| Exercise task |
Each line should be copied exactly.

□ □ □ □ □ □ □

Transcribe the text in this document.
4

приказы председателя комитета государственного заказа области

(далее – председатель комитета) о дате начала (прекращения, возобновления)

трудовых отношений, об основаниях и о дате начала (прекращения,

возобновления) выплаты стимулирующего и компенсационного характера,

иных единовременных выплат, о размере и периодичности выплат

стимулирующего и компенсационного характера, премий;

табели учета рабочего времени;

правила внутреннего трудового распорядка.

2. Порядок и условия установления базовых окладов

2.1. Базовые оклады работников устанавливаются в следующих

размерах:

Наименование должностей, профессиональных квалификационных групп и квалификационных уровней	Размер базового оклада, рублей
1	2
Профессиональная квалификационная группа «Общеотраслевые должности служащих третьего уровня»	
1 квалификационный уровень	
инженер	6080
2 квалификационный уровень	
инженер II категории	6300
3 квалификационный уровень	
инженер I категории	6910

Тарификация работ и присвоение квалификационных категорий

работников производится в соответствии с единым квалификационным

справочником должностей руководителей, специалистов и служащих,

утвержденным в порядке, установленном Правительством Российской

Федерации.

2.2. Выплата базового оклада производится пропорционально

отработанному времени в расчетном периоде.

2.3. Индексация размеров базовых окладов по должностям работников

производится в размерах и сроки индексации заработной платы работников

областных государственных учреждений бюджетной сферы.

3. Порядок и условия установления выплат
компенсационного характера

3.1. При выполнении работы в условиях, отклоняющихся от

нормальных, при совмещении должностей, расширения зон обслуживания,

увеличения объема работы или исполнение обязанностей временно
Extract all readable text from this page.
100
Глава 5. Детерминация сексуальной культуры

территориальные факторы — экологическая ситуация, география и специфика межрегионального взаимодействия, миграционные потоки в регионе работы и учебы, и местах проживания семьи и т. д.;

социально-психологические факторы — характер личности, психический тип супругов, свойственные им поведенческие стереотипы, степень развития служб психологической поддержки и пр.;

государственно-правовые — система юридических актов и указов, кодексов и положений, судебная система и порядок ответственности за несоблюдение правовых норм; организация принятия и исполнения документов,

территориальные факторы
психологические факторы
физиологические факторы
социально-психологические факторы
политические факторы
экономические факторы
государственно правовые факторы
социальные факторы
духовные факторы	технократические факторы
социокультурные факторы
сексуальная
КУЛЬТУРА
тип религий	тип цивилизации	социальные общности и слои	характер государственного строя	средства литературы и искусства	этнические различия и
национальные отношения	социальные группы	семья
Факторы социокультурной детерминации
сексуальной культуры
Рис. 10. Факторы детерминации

□ □ □ □ □ □ □

| The result |
Transcribe the text in this document.
4

приказы председателя комитета государственного заказа области

(далее – председатель комитета) о дате начала (прекращения, возобновления)

трудовых отношений, об основаниях и о дате начала (прекращения,

возобновления) выплаты стимулирующего и компенсационного характера,

иных единовременных выплат, о размере и периодичности выплат

стимулирующего и компенсационного характера, премий;

табели учета рабочего времени;

правила внутреннего трудового распорядка.

2. Порядок и условия установления базовых окладов

2.1. Базовые оклады работников устанавливаются в следующих

размерах:

Наименование должностей, профессиональных квалификационных групп и квалификационных уровней	Размер базового оклада, рублей
1	2
Профессиональная квалификационная группа «Общеотраслевые должности служащих третьего уровня»	
1 квалификационный уровень	
инженер	6080
2 квалификационный уровень	
инженер II категории	6300
3 квалификационный уровень	
инженер I категории	6910

Тарификация работ и присвоение квалификационных категорий

работников производится в соответствии с единым квалификационным

справочником должностей руководителей, специалистов и служащих,

утвержденным в порядке, установленном Правительством Российской

Федерации.

2.2. Выплата базового оклада производится пропорционально

отработанному времени в расчетном периоде.

2.3. Индексация размеров базовых окладов по должностям работников

производится в размерах и сроки индексации заработной платы работников

областных государственных учреждений бюджетной сферы.

3. Порядок и условия установления выплат
компенсационного характера

3.1. При выполнении работы в условиях, отклоняющихся от

нормальных, при совмещении должностей, расширения зон обслуживания,

увеличения объема работы или исполнение обязанностей временно
Extract all readable text from this page.
100
Глава 5. Детерминация сексуальной культуры

территориальные факторы — экологическая ситуация, география и специфика межрегионального взаимодействия, миграционные потоки в регионе работы и учебы, и местах проживания семьи и т. д.;

социально-психологические факторы — характер личности, психический тип супругов, свойственные им поведенческие стереотипы, степень развития служб психологической поддержки и пр.;

государственно-правовые — система юридических актов и указов, кодексов и положений, судебная система и порядок ответственности за несоблюдение правовых норм; организация принятия и исполнения документов,

территориальные факторы
психологические факторы
физиологические факторы
социально-психологические факторы
политические факторы
экономические факторы
государственно правовые факторы
социальные факторы
духовные факторы	технократические факторы
социокультурные факторы
сексуальная
КУЛЬТУРА
тип религий	тип цивилизации	социальные общности и слои	характер государственного строя	средства литературы и искусства	этнические различия и
национальные отношения	социальные группы	семья
Факторы социокультурной детерминации
сексуальной культуры
Рис. 10. Факторы детерминации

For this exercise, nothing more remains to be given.